[start of GIVEN DATA]

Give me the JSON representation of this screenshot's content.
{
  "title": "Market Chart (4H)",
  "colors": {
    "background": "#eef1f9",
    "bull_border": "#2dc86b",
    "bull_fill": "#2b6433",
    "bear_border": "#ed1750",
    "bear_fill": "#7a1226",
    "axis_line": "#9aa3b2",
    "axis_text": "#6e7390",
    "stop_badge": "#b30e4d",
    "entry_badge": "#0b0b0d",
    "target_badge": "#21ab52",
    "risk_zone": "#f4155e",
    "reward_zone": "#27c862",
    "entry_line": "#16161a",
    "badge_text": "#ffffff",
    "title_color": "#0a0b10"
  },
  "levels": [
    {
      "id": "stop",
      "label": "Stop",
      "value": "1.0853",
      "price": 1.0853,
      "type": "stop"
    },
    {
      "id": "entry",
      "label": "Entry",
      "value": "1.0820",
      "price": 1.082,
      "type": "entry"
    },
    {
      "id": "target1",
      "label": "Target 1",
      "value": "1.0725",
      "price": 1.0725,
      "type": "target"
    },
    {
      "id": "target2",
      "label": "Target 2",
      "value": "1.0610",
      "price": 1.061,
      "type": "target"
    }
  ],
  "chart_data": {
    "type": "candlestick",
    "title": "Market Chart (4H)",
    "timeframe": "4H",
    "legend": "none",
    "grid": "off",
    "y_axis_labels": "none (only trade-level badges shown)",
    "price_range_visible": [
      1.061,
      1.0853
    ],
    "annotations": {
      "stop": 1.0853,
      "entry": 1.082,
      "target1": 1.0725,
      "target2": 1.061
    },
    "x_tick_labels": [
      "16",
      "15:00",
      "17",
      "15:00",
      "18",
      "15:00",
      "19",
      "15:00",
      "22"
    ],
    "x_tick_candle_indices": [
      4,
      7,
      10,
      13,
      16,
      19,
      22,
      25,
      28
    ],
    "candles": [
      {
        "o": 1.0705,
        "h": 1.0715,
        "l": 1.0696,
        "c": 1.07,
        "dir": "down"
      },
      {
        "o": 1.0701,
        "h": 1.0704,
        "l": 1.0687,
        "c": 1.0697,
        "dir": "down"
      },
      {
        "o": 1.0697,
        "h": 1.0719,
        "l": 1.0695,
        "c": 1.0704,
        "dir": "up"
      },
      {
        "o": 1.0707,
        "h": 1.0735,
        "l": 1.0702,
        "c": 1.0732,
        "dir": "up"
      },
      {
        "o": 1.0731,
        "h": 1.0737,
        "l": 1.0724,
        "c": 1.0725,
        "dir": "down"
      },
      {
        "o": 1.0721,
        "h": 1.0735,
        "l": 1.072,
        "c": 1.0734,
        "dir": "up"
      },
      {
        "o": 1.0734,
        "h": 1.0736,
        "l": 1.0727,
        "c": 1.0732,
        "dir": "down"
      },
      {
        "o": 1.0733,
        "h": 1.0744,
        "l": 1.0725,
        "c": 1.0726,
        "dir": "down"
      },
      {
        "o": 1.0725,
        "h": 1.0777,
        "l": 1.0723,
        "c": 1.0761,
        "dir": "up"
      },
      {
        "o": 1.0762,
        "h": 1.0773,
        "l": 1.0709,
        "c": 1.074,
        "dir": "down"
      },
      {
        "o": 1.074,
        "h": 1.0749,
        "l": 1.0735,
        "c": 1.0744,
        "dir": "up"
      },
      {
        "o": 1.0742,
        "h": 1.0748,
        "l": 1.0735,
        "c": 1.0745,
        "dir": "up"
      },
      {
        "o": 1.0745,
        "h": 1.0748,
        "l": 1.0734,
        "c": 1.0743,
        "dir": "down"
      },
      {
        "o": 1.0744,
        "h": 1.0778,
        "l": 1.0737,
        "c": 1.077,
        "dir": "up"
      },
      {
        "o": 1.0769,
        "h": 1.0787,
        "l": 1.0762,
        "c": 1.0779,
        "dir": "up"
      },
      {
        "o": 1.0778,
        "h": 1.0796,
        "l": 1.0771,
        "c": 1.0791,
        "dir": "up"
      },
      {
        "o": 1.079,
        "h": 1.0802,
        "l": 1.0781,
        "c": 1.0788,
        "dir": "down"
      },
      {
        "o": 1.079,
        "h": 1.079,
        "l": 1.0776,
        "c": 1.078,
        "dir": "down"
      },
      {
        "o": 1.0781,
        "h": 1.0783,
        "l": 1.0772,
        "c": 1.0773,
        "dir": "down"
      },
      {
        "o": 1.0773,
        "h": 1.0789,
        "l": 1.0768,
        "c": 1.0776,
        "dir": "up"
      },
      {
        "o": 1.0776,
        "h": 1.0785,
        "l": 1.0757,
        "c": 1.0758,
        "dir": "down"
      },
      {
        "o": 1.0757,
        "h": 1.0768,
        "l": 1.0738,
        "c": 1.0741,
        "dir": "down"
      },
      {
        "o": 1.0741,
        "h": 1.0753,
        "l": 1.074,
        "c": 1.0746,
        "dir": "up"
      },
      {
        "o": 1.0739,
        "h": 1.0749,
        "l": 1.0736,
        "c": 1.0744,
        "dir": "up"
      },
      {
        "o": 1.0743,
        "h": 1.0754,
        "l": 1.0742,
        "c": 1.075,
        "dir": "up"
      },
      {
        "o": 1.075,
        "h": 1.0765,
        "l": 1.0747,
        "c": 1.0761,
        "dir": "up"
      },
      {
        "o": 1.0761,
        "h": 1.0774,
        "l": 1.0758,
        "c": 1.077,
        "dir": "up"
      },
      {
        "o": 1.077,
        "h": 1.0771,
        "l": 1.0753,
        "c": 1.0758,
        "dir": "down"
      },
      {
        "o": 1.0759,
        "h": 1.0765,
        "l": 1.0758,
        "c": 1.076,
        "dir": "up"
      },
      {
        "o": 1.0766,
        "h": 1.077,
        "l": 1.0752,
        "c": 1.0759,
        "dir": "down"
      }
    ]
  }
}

[end of GIVEN DATA]

> **REQUIRED WORK**: Repeat the material above in full, exactly as it stands.

> **EXERCISE RESPONSE**:
Give me the JSON representation of this screenshot's content.
{
  "title": "Market Chart (4H)",
  "colors": {
    "background": "#eef1f9",
    "bull_border": "#2dc86b",
    "bull_fill": "#2b6433",
    "bear_border": "#ed1750",
    "bear_fill": "#7a1226",
    "axis_line": "#9aa3b2",
    "axis_text": "#6e7390",
    "stop_badge": "#b30e4d",
    "entry_badge": "#0b0b0d",
    "target_badge": "#21ab52",
    "risk_zone": "#f4155e",
    "reward_zone": "#27c862",
    "entry_line": "#16161a",
    "badge_text": "#ffffff",
    "title_color": "#0a0b10"
  },
  "levels": [
    {
      "id": "stop",
      "label": "Stop",
      "value": "1.0853",
      "price": 1.0853,
      "type": "stop"
    },
    {
      "id": "entry",
      "label": "Entry",
      "value": "1.0820",
      "price": 1.082,
      "type": "entry"
    },
    {
      "id": "target1",
      "label": "Target 1",
      "value": "1.0725",
      "price": 1.0725,
      "type": "target"
    },
    {
      "id": "target2",
      "label": "Target 2",
      "value": "1.0610",
      "price": 1.061,
      "type": "target"
    }
  ],
  "chart_data": {
    "type": "candlestick",
    "title": "Market Chart (4H)",
    "timeframe": "4H",
    "legend": "none",
    "grid": "off",
    "y_axis_labels": "none (only trade-level badges shown)",
    "price_range_visible": [
      1.061,
      1.0853
    ],
    "annotations": {
      "stop": 1.0853,
      "entry": 1.082,
      "target1": 1.0725,
      "target2": 1.061
    },
    "x_tick_labels": [
      "16",
      "15:00",
      "17",
      "15:00",
      "18",
      "15:00",
      "19",
      "15:00",
      "22"
    ],
    "x_tick_candle_indices": [
      4,
      7,
      10,
      13,
      16,
      19,
      22,
      25,
      28
    ],
    "candles": [
      {
        "o": 1.0705,
        "h": 1.0715,
        "l": 1.0696,
        "c": 1.07,
        "dir": "down"
      },
      {
        "o": 1.0701,
        "h": 1.0704,
        "l": 1.0687,
        "c": 1.0697,
        "dir": "down"
      },
      {
        "o": 1.0697,
        "h": 1.0719,
        "l": 1.0695,
        "c": 1.0704,
        "dir": "up"
      },
      {
        "o": 1.0707,
        "h": 1.0735,
        "l": 1.0702,
        "c": 1.0732,
        "dir": "up"
      },
      {
        "o": 1.0731,
        "h": 1.0737,
        "l": 1.0724,
        "c": 1.0725,
        "dir": "down"
      },
      {
        "o": 1.0721,
        "h": 1.0735,
        "l": 1.072,
        "c": 1.0734,
        "dir": "up"
      },
      {
        "o": 1.0734,
        "h": 1.0736,
        "l": 1.0727,
        "c": 1.0732,
        "dir": "down"
      },
      {
        "o": 1.0733,
        "h": 1.0744,
        "l": 1.0725,
        "c": 1.0726,
        "dir": "down"
      },
      {
        "o": 1.0725,
        "h": 1.0777,
        "l": 1.0723,
        "c": 1.0761,
        "dir": "up"
      },
      {
        "o": 1.0762,
        "h": 1.0773,
        "l": 1.0709,
        "c": 1.074,
        "dir": "down"
      },
      {
        "o": 1.074,
        "h": 1.0749,
        "l": 1.0735,
        "c": 1.0744,
        "dir": "up"
      },
      {
        "o": 1.0742,
        "h": 1.0748,
        "l": 1.0735,
        "c": 1.0745,
        "dir": "up"
      },
      {
        "o": 1.0745,
        "h": 1.0748,
        "l": 1.0734,
        "c": 1.0743,
        "dir": "down"
      },
      {
        "o": 1.0744,
        "h": 1.0778,
        "l": 1.0737,
        "c": 1.077,
        "dir": "up"
      },
      {
        "o": 1.0769,
        "h": 1.0787,
        "l": 1.0762,
        "c": 1.0779,
        "dir": "up"
      },
      {
        "o": 1.0778,
        "h": 1.0796,
        "l": 1.0771,
        "c": 1.0791,
        "dir": "up"
      },
      {
        "o": 1.079,
        "h": 1.0802,
        "l": 1.0781,
        "c": 1.0788,
        "dir": "down"
      },
      {
        "o": 1.079,
        "h": 1.079,
        "l": 1.0776,
        "c": 1.078,
        "dir": "down"
      },
      {
        "o": 1.0781,
        "h": 1.0783,
        "l": 1.0772,
        "c": 1.0773,
        "dir": "down"
      },
      {
        "o": 1.0773,
        "h": 1.0789,
        "l": 1.0768,
        "c": 1.0776,
        "dir": "up"
      },
      {
        "o": 1.0776,
        "h": 1.0785,
        "l": 1.0757,
        "c": 1.0758,
        "dir": "down"
      },
      {
        "o": 1.0757,
        "h": 1.0768,
        "l": 1.0738,
        "c": 1.0741,
        "dir": "down"
      },
      {
        "o": 1.0741,
        "h": 1.0753,
        "l": 1.074,
        "c": 1.0746,
        "dir": "up"
      },
      {
        "o": 1.0739,
        "h": 1.0749,
        "l": 1.0736,
        "c": 1.0744,
        "dir": "up"
      },
      {
        "o": 1.0743,
        "h": 1.0754,
        "l": 1.0742,
        "c": 1.075,
        "dir": "up"
      },
      {
        "o": 1.075,
        "h": 1.0765,
        "l": 1.0747,
        "c": 1.0761,
        "dir": "up"
      },
      {
        "o": 1.0761,
        "h": 1.0774,
        "l": 1.0758,
        "c": 1.077,
        "dir": "up"
      },
      {
        "o": 1.077,
        "h": 1.0771,
        "l": 1.0753,
        "c": 1.0758,
        "dir": "down"
      },
      {
        "o": 1.0759,
        "h": 1.0765,
        "l": 1.0758,
        "c": 1.076,
        "dir": "up"
      },
      {
        "o": 1.0766,
        "h": 1.077,
        "l": 1.0752,
        "c": 1.0759,
        "dir": "down"
      }
    ]
  }
}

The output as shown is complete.